**Supplied data:**
::::::
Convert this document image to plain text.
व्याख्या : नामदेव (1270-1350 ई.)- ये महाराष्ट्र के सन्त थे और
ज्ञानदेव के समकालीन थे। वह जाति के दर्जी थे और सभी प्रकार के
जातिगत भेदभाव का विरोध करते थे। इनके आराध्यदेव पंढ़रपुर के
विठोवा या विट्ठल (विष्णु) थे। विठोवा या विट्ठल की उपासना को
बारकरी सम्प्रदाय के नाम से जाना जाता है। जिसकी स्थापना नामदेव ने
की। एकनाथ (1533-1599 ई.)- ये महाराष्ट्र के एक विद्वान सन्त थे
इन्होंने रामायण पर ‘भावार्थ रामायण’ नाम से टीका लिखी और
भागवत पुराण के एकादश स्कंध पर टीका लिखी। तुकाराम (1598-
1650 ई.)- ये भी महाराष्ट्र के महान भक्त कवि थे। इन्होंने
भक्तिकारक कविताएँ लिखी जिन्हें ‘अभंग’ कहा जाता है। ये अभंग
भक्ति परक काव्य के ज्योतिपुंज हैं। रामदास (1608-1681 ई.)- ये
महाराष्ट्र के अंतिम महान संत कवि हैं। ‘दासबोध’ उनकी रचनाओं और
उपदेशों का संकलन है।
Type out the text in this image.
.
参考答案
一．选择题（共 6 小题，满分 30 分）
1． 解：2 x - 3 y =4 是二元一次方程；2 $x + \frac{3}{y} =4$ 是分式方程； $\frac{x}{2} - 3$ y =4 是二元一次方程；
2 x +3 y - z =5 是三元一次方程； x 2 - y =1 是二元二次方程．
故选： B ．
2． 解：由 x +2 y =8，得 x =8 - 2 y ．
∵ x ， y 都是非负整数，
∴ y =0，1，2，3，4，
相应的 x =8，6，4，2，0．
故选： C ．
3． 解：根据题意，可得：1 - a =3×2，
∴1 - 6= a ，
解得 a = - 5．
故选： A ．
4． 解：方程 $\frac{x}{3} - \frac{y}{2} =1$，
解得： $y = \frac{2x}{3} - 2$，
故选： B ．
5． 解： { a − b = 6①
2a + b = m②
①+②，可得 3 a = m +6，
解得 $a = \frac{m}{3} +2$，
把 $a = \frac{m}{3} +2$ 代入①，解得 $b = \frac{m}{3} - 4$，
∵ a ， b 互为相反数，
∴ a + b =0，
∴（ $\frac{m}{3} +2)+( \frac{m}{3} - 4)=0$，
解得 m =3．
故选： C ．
::::::
**Short task:** Repeat only the stretch of lines that begins at the line containing "Type out the text in this image." and ends at the last line above, both included.

**Problem solution:**
Type out the text in this image.
.
参考答案
一．选择题（共 6 小题，满分 30 分）
1． 解：2 x - 3 y =4 是二元一次方程；2 $x + \frac{3}{y} =4$ 是分式方程； $\frac{x}{2} - 3$ y =4 是二元一次方程；
2 x +3 y - z =5 是三元一次方程； x 2 - y =1 是二元二次方程．
故选： B ．
2． 解：由 x +2 y =8，得 x =8 - 2 y ．
∵ x ， y 都是非负整数，
∴ y =0，1，2，3，4，
相应的 x =8，6，4，2，0．
故选： C ．
3． 解：根据题意，可得：1 - a =3×2，
∴1 - 6= a ，
解得 a = - 5．
故选： A ．
4． 解：方程 $\frac{x}{3} - \frac{y}{2} =1$，
解得： $y = \frac{2x}{3} - 2$，
故选： B ．
5． 解： { a − b = 6①
2a + b = m②
①+②，可得 3 a = m +6，
解得 $a = \frac{m}{3} +2$，
把 $a = \frac{m}{3} +2$ 代入①，解得 $b = \frac{m}{3} - 4$，
∵ a ， b 互为相反数，
∴ a + b =0，
∴（ $\frac{m}{3} +2)+( \frac{m}{3} - 4)=0$，
解得 m =3．
故选： C ．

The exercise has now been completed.